▶ **Set task**:
Filter for the word "господарювання" and keep each matching line.

-- Begin --

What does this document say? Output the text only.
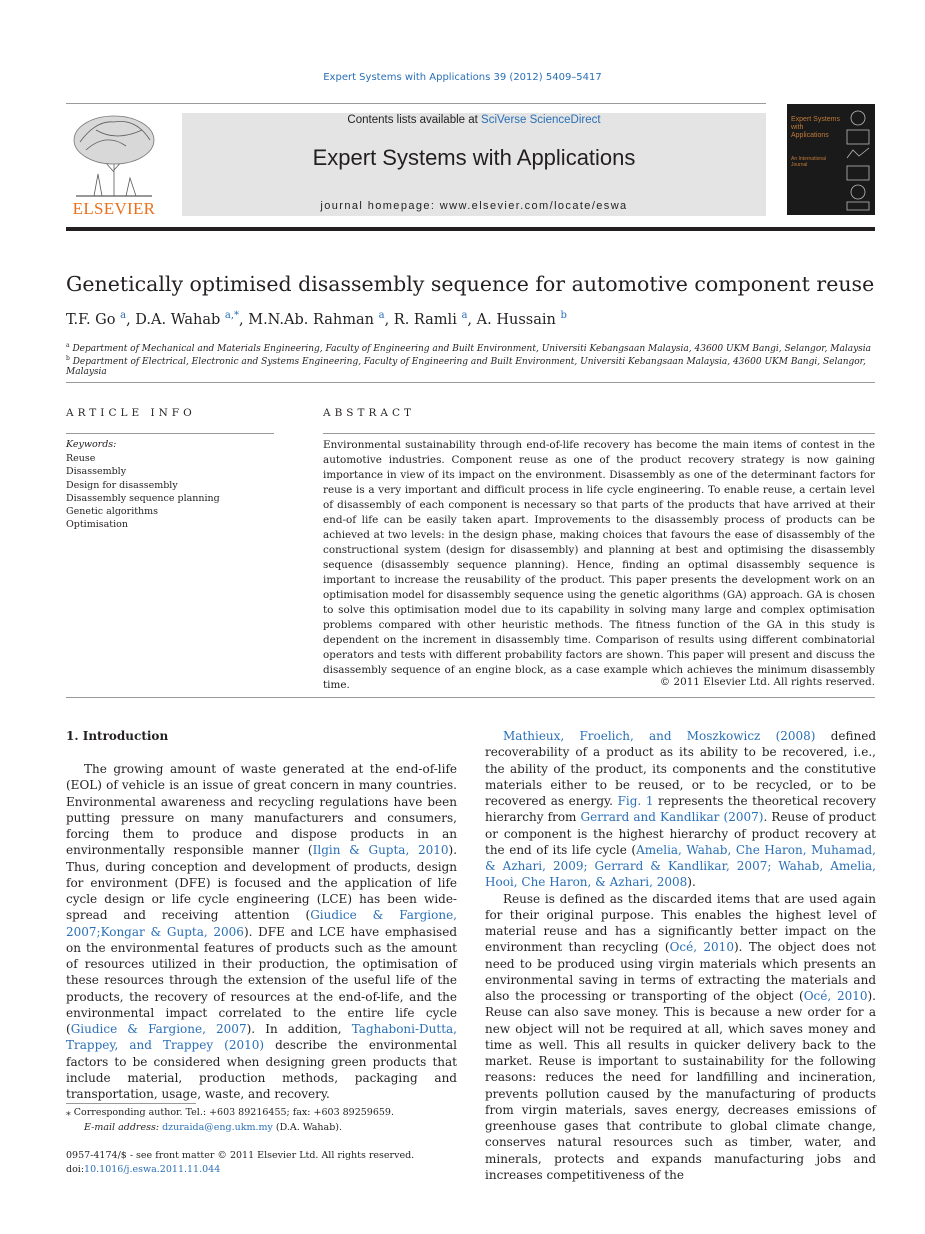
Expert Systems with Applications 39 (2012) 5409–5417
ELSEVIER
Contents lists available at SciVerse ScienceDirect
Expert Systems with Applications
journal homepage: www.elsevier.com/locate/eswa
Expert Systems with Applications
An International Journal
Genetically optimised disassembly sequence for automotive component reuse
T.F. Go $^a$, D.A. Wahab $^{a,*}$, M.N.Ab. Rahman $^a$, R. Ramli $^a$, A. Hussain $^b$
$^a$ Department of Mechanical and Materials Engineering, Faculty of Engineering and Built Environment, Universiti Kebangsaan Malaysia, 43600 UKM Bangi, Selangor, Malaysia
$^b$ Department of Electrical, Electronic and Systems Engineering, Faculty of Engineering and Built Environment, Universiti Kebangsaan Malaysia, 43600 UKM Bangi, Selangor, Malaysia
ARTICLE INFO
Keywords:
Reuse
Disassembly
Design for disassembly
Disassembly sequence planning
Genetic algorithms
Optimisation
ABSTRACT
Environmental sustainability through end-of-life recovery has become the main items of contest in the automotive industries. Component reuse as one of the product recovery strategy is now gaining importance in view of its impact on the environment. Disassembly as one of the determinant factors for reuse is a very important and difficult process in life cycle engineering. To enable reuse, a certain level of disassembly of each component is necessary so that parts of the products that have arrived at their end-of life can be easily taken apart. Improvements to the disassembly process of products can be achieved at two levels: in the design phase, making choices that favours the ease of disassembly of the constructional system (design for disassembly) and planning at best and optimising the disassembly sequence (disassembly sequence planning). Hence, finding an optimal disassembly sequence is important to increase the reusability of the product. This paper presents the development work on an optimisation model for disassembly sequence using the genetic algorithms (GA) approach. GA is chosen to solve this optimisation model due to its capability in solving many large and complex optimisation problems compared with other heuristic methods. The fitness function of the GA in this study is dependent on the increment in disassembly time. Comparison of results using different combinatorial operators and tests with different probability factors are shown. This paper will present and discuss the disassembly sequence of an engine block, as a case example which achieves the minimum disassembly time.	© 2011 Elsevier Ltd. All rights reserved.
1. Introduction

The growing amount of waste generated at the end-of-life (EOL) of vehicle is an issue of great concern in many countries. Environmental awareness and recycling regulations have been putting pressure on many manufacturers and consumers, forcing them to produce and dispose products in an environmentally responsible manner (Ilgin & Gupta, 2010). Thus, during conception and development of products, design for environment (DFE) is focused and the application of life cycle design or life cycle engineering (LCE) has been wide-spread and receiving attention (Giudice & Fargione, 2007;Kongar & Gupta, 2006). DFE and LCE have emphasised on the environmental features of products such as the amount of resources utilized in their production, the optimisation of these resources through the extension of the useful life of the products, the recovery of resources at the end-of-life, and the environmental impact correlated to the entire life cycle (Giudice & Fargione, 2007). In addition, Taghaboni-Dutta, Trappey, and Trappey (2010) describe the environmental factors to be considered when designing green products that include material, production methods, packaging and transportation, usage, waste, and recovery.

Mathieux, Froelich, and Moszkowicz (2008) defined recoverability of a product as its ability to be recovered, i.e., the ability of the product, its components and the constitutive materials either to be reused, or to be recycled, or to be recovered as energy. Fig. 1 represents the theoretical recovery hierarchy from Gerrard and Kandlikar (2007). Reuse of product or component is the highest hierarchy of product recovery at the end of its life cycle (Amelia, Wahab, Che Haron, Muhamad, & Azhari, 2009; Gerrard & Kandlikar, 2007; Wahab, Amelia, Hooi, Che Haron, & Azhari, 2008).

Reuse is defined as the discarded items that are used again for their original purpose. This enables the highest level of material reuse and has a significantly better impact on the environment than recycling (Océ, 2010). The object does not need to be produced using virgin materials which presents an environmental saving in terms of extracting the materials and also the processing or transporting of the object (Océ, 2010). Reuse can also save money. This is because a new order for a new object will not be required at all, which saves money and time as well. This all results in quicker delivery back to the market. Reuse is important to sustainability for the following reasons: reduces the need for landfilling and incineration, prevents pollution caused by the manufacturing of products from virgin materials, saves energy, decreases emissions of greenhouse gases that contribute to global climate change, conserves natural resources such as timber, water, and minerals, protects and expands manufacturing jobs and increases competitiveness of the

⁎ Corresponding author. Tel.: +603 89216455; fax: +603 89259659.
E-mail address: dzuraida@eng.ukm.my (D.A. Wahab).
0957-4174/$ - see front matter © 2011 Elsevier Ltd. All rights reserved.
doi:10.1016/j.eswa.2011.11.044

-- End --
-- Begin --

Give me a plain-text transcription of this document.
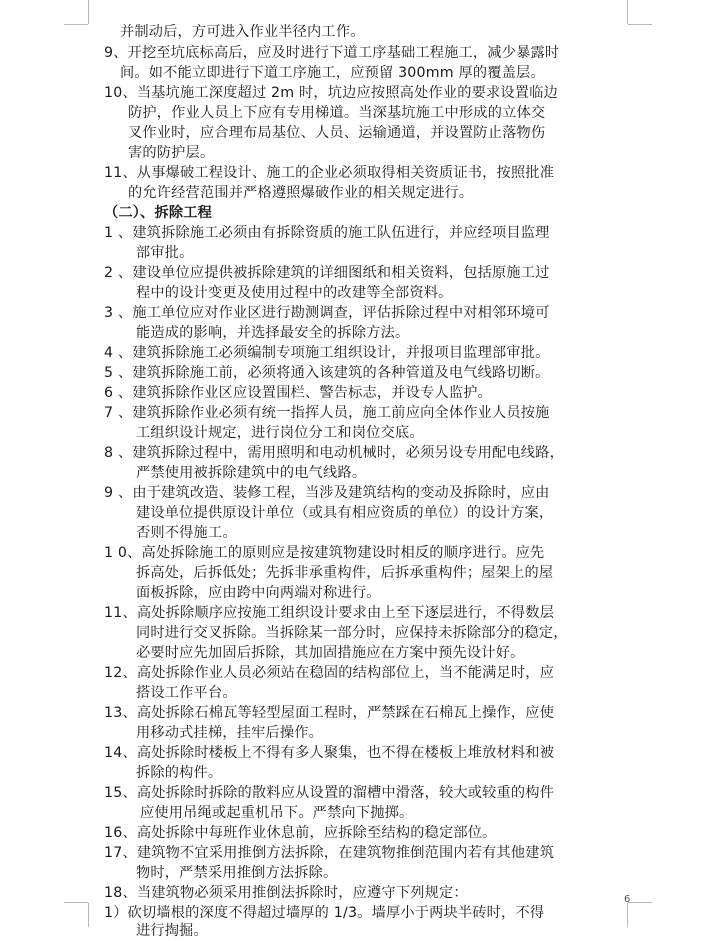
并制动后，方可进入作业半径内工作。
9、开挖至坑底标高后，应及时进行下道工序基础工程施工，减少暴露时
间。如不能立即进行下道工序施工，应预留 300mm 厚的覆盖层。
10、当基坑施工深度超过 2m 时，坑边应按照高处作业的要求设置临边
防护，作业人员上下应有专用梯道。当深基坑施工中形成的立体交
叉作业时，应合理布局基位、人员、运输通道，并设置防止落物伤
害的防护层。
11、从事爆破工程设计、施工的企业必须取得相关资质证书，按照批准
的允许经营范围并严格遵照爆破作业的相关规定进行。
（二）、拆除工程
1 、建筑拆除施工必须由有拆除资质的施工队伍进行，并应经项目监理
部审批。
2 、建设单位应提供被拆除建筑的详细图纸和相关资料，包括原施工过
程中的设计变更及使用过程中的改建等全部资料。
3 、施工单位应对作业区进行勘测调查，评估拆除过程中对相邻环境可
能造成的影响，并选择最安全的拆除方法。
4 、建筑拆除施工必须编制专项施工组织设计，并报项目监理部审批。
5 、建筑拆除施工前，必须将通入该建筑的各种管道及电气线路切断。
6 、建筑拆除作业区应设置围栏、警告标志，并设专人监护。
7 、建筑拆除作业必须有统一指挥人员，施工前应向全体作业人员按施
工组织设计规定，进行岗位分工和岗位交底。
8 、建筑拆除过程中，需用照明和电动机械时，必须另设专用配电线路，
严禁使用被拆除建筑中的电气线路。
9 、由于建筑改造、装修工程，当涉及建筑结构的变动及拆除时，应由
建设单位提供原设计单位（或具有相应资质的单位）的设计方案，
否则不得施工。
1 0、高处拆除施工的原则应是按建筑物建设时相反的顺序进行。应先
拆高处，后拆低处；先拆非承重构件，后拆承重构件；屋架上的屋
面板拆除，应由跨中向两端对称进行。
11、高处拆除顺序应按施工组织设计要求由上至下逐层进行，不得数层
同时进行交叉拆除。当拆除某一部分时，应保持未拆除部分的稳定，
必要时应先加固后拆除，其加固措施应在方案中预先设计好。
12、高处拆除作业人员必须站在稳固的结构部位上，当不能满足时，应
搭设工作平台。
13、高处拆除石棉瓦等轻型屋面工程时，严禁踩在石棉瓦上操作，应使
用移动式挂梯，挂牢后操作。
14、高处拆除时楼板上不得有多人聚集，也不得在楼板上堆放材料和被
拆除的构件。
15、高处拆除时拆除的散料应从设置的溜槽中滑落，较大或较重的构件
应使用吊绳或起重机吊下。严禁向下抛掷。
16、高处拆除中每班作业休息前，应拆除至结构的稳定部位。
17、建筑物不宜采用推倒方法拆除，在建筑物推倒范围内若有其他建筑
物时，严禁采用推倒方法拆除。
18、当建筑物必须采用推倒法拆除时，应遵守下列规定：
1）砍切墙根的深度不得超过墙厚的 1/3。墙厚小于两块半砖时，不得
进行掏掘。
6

-- End --
-- Begin --

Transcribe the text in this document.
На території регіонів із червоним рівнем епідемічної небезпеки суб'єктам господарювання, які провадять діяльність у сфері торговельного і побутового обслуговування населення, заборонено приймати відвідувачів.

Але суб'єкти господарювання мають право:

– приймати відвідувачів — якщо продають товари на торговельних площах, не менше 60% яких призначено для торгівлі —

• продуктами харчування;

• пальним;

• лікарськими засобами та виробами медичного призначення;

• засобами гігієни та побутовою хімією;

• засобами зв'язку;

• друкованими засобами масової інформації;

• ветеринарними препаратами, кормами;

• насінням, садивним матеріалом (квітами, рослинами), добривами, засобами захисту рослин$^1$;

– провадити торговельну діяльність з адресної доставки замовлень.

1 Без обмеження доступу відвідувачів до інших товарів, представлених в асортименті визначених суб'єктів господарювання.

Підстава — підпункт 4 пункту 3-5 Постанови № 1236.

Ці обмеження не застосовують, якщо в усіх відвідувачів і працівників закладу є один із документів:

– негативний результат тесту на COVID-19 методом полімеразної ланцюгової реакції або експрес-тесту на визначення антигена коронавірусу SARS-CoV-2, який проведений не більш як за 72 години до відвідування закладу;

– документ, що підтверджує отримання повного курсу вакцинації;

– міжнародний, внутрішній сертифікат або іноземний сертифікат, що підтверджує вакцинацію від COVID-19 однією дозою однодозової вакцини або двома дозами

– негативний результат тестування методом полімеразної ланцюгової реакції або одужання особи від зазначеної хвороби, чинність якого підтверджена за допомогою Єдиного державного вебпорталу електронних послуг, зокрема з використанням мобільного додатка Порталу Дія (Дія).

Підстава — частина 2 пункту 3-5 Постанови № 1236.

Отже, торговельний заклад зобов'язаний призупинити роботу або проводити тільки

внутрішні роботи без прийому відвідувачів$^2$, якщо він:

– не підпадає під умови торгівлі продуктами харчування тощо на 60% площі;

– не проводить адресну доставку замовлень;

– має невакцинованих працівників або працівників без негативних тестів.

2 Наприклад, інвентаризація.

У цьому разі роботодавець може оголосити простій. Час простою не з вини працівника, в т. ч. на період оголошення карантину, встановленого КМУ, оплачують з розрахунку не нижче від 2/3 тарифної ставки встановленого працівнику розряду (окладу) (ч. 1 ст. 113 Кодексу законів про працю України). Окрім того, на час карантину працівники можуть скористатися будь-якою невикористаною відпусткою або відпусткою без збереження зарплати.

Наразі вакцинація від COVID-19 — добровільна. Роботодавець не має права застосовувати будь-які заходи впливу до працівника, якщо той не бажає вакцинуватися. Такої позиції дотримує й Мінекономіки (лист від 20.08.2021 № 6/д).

-- End --

▶ **Reply**:
На території регіонів із червоним рівнем епідемічної небезпеки суб'єктам господарювання, які провадять діяльність у сфері торговельного і побутового обслуговування населення, заборонено приймати відвідувачів.
Але суб'єкти господарювання мають право:
1 Без обмеження доступу відвідувачів до інших товарів, представлених в асортименті визначених суб'єктів господарювання.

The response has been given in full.